**Exercise inputs**
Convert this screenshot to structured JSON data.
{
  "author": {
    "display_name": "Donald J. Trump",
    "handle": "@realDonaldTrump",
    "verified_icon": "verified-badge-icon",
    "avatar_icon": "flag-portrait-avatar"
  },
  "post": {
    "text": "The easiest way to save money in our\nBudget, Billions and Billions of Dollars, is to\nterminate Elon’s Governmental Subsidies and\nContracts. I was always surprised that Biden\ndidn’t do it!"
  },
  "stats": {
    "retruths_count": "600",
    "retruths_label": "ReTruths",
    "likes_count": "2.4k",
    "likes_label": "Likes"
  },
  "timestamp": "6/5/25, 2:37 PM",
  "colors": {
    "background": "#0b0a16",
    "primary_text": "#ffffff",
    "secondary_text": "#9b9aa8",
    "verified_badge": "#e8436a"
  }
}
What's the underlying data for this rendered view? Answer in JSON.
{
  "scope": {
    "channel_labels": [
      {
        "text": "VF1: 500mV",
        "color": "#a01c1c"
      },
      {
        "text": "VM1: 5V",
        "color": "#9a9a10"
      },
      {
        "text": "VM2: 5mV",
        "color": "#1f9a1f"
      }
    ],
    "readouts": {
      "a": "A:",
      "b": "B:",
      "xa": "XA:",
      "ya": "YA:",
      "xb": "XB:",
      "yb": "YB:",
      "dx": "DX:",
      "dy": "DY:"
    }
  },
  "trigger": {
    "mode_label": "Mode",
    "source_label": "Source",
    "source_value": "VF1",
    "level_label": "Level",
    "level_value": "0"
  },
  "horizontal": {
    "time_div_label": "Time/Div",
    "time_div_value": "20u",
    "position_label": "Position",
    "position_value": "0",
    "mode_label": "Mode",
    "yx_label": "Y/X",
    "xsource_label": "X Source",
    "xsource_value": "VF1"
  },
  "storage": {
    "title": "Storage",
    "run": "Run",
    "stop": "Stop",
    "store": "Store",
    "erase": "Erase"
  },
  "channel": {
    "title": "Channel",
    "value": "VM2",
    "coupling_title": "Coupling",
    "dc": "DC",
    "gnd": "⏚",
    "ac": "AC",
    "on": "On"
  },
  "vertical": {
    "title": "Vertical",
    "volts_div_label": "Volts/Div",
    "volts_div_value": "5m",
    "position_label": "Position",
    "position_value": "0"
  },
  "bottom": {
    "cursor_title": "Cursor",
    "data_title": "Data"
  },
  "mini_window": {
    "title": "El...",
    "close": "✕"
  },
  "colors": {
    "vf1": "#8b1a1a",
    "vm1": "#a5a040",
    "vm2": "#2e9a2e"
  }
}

**Instructions for the task**
The records above are to be repeated exactly, in their entirety.

**Exercise solution**
Convert this screenshot to structured JSON data.
{
  "author": {
    "display_name": "Donald J. Trump",
    "handle": "@realDonaldTrump",
    "verified_icon": "verified-badge-icon",
    "avatar_icon": "flag-portrait-avatar"
  },
  "post": {
    "text": "The easiest way to save money in our\nBudget, Billions and Billions of Dollars, is to\nterminate Elon’s Governmental Subsidies and\nContracts. I was always surprised that Biden\ndidn’t do it!"
  },
  "stats": {
    "retruths_count": "600",
    "retruths_label": "ReTruths",
    "likes_count": "2.4k",
    "likes_label": "Likes"
  },
  "timestamp": "6/5/25, 2:37 PM",
  "colors": {
    "background": "#0b0a16",
    "primary_text": "#ffffff",
    "secondary_text": "#9b9aa8",
    "verified_badge": "#e8436a"
  }
}
What's the underlying data for this rendered view? Answer in JSON.
{
  "scope": {
    "channel_labels": [
      {
        "text": "VF1: 500mV",
        "color": "#a01c1c"
      },
      {
        "text": "VM1: 5V",
        "color": "#9a9a10"
      },
      {
        "text": "VM2: 5mV",
        "color": "#1f9a1f"
      }
    ],
    "readouts": {
      "a": "A:",
      "b": "B:",
      "xa": "XA:",
      "ya": "YA:",
      "xb": "XB:",
      "yb": "YB:",
      "dx": "DX:",
      "dy": "DY:"
    }
  },
  "trigger": {
    "mode_label": "Mode",
    "source_label": "Source",
    "source_value": "VF1",
    "level_label": "Level",
    "level_value": "0"
  },
  "horizontal": {
    "time_div_label": "Time/Div",
    "time_div_value": "20u",
    "position_label": "Position",
    "position_value": "0",
    "mode_label": "Mode",
    "yx_label": "Y/X",
    "xsource_label": "X Source",
    "xsource_value": "VF1"
  },
  "storage": {
    "title": "Storage",
    "run": "Run",
    "stop": "Stop",
    "store": "Store",
    "erase": "Erase"
  },
  "channel": {
    "title": "Channel",
    "value": "VM2",
    "coupling_title": "Coupling",
    "dc": "DC",
    "gnd": "⏚",
    "ac": "AC",
    "on": "On"
  },
  "vertical": {
    "title": "Vertical",
    "volts_div_label": "Volts/Div",
    "volts_div_value": "5m",
    "position_label": "Position",
    "position_value": "0"
  },
  "bottom": {
    "cursor_title": "Cursor",
    "data_title": "Data"
  },
  "mini_window": {
    "title": "El...",
    "close": "✕"
  },
  "colors": {
    "vf1": "#8b1a1a",
    "vm1": "#a5a040",
    "vm2": "#2e9a2e"
  }
}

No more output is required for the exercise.